### Source passage
A colleague recently called because his iPod shuffle wasn’t keeping track of when songs were last played.
“Won’t it do that?” he asked.
“No,” I answered, “it won’t.”
The iPod shuffle lacks an internal clock and so it can’t keep track of the date and time it last played a track. With the use of Jonas Zimmermann’s Update iPod Shuffle LastPlayed AppleScript, Mac users can kinda/sorta work around this limitation. After installing the script you run it before connecting your shuffle to the Mac—this gives the script an idea of the current status of the play count of the shuffle’s playlist. Then connect the shuffle, let iTunes update it, and run the script again. When you do, the script will compare the before and after state of the shuffle’s play count and enter the current date and time in the Last Played column of the shuffle’s playlist.
Not elegant, I grant you, but it’s the one way around this limitation.
This question got me to thinking about the shuffle’s other limitations. Now’s as good a time as any to make a list of what the iPod shuffle won’t do:
Anything requiring a screen Forgive me for starting off the list with a “well, duh!” item, but we might as well get the obvious out of the way first. Because the shuffle can’t display calendars, contacts, notes, to-do items, album art, a clock, games, and so on and so forth, there’s no need to include them in the feature set. For this reason you shouldn’t be surprised that no contact and calendar entries appear when you plug an iPod shuffle into a Mac running iTunes 4.8.

### Stored items
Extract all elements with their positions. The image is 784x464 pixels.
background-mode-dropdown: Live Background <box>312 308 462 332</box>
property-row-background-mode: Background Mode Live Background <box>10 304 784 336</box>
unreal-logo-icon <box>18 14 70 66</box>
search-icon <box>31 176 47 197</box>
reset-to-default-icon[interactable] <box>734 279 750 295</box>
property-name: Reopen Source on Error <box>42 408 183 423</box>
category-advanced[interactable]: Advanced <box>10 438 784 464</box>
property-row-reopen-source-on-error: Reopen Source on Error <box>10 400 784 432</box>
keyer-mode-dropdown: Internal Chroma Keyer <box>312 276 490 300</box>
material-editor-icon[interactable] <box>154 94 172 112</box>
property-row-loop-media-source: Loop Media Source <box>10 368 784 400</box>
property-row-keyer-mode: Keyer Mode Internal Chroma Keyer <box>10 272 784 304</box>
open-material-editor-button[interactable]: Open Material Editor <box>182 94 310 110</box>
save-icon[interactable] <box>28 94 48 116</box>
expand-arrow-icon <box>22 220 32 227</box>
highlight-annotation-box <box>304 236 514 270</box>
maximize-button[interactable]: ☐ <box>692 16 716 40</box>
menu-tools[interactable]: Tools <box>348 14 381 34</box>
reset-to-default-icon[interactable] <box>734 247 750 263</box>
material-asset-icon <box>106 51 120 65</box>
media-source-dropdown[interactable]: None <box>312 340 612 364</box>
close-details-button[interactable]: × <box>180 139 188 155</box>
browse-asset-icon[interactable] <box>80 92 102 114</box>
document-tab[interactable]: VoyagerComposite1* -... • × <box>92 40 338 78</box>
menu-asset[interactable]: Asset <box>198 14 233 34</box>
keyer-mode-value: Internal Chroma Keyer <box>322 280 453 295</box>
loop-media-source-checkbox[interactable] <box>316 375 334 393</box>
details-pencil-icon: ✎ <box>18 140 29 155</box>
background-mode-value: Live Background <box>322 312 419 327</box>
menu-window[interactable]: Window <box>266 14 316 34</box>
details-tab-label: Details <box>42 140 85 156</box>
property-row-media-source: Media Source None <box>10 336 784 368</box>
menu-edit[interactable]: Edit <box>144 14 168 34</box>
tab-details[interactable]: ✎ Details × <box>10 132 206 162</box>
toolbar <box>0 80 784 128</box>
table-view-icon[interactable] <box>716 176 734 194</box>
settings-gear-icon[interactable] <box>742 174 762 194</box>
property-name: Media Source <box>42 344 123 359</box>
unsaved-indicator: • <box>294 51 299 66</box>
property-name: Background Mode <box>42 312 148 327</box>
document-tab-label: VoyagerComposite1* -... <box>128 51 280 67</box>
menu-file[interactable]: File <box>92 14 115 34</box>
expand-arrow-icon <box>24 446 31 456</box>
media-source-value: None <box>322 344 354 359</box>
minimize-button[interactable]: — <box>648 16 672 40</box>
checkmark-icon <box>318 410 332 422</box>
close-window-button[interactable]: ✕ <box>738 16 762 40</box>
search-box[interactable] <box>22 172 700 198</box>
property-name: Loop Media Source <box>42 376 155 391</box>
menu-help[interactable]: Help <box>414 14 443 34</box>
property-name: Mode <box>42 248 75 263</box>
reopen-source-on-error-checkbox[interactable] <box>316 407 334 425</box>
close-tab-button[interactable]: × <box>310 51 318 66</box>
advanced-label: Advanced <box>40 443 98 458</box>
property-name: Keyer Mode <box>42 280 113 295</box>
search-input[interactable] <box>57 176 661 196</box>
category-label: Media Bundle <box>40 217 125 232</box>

### Study questions
1) According to the iPod shuffle article, why can't the shuffle record the date and time it last played a track?
2) Transcribe the passage of the iPod shuffle article starting with "A colleague recently" and going on through "column of the shuffle’s playlist.".
Rely only on the iPod shuffle article for these, not on the lines.

### Responses to the tasks
1) It lacks an internal clock.

2)
A colleague recently called because his iPod shuffle wasn’t keeping track of when songs were last played.
“Won’t it do that?” he asked.
“No,” I answered, “it won’t.”
The iPod shuffle lacks an internal clock and so it can’t keep track of the date and time it last played a track. With the use of Jonas Zimmermann’s Update iPod Shuffle LastPlayed AppleScript, Mac users can kinda/sorta work around this limitation. After installing the script you run it before connecting your shuffle to the Mac—this gives the script an idea of the current status of the play count of the shuffle’s playlist. Then connect the shuffle, let iTunes update it, and run the script again. When you do, the script will compare the before and after state of the shuffle’s play count and enter the current date and time in the Last Played column of the shuffle’s playlist.